• _Goal_
Word for word, restate every line of the listing that follows.

Collection entries:
►
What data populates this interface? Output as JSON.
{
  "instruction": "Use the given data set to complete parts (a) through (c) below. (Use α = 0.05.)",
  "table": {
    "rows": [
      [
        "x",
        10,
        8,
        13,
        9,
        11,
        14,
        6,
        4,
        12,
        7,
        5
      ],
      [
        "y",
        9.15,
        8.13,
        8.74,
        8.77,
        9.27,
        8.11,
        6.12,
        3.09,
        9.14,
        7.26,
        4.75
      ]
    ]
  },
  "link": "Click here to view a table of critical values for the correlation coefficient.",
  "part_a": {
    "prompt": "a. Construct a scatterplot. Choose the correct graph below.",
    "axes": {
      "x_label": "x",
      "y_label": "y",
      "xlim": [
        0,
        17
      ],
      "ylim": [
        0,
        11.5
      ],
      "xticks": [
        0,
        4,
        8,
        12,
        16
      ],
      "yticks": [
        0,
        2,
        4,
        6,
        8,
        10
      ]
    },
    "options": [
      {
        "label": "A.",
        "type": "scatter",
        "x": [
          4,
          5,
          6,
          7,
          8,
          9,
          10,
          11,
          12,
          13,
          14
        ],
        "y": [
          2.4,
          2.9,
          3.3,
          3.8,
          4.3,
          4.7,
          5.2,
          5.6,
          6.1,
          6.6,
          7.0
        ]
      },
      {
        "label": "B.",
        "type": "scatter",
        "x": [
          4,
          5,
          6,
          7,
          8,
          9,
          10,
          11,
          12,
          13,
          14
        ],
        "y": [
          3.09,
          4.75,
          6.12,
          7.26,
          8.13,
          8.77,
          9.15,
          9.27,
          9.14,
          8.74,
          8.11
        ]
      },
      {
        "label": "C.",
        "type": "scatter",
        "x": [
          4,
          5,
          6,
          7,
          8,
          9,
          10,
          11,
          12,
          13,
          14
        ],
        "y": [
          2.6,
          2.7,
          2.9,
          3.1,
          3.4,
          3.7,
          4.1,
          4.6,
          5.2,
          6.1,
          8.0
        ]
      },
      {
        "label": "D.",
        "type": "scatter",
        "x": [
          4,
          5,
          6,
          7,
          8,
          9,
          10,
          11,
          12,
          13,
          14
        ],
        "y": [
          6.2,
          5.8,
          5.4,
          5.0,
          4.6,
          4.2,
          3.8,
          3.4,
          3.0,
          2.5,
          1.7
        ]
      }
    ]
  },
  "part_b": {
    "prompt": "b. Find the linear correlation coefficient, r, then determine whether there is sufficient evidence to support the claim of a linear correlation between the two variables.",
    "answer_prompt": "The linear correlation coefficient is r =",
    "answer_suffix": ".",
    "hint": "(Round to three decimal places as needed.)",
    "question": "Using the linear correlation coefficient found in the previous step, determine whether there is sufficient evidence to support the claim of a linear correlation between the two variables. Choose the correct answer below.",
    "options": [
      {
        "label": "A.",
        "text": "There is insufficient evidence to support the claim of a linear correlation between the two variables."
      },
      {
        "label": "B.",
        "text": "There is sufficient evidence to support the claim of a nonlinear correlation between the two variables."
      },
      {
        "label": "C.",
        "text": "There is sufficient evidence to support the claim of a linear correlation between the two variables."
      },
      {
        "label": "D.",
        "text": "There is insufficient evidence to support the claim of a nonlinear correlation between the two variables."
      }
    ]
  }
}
◄
• _Written solution_
What data populates this interface? Output as JSON.
{
  "instruction": "Use the given data set to complete parts (a) through (c) below. (Use α = 0.05.)",
  "table": {
    "rows": [
      [
        "x",
        10,
        8,
        13,
        9,
        11,
        14,
        6,
        4,
        12,
        7,
        5
      ],
      [
        "y",
        9.15,
        8.13,
        8.74,
        8.77,
        9.27,
        8.11,
        6.12,
        3.09,
        9.14,
        7.26,
        4.75
      ]
    ]
  },
  "link": "Click here to view a table of critical values for the correlation coefficient.",
  "part_a": {
    "prompt": "a. Construct a scatterplot. Choose the correct graph below.",
    "axes": {
      "x_label": "x",
      "y_label": "y",
      "xlim": [
        0,
        17
      ],
      "ylim": [
        0,
        11.5
      ],
      "xticks": [
        0,
        4,
        8,
        12,
        16
      ],
      "yticks": [
        0,
        2,
        4,
        6,
        8,
        10
      ]
    },
    "options": [
      {
        "label": "A.",
        "type": "scatter",
        "x": [
          4,
          5,
          6,
          7,
          8,
          9,
          10,
          11,
          12,
          13,
          14
        ],
        "y": [
          2.4,
          2.9,
          3.3,
          3.8,
          4.3,
          4.7,
          5.2,
          5.6,
          6.1,
          6.6,
          7.0
        ]
      },
      {
        "label": "B.",
        "type": "scatter",
        "x": [
          4,
          5,
          6,
          7,
          8,
          9,
          10,
          11,
          12,
          13,
          14
        ],
        "y": [
          3.09,
          4.75,
          6.12,
          7.26,
          8.13,
          8.77,
          9.15,
          9.27,
          9.14,
          8.74,
          8.11
        ]
      },
      {
        "label": "C.",
        "type": "scatter",
        "x": [
          4,
          5,
          6,
          7,
          8,
          9,
          10,
          11,
          12,
          13,
          14
        ],
        "y": [
          2.6,
          2.7,
          2.9,
          3.1,
          3.4,
          3.7,
          4.1,
          4.6,
          5.2,
          6.1,
          8.0
        ]
      },
      {
        "label": "D.",
        "type": "scatter",
        "x": [
          4,
          5,
          6,
          7,
          8,
          9,
          10,
          11,
          12,
          13,
          14
        ],
        "y": [
          6.2,
          5.8,
          5.4,
          5.0,
          4.6,
          4.2,
          3.8,
          3.4,
          3.0,
          2.5,
          1.7
        ]
      }
    ]
  },
  "part_b": {
    "prompt": "b. Find the linear correlation coefficient, r, then determine whether there is sufficient evidence to support the claim of a linear correlation between the two variables.",
    "answer_prompt": "The linear correlation coefficient is r =",
    "answer_suffix": ".",
    "hint": "(Round to three decimal places as needed.)",
    "question": "Using the linear correlation coefficient found in the previous step, determine whether there is sufficient evidence to support the claim of a linear correlation between the two variables. Choose the correct answer below.",
    "options": [
      {
        "label": "A.",
        "text": "There is insufficient evidence to support the claim of a linear correlation between the two variables."
      },
      {
        "label": "B.",
        "text": "There is sufficient evidence to support the claim of a nonlinear correlation between the two variables."
      },
      {
        "label": "C.",
        "text": "There is sufficient evidence to support the claim of a linear correlation between the two variables."
      },
      {
        "label": "D.",
        "text": "There is insufficient evidence to support the claim of a nonlinear correlation between the two variables."
      }
    ]
  }
}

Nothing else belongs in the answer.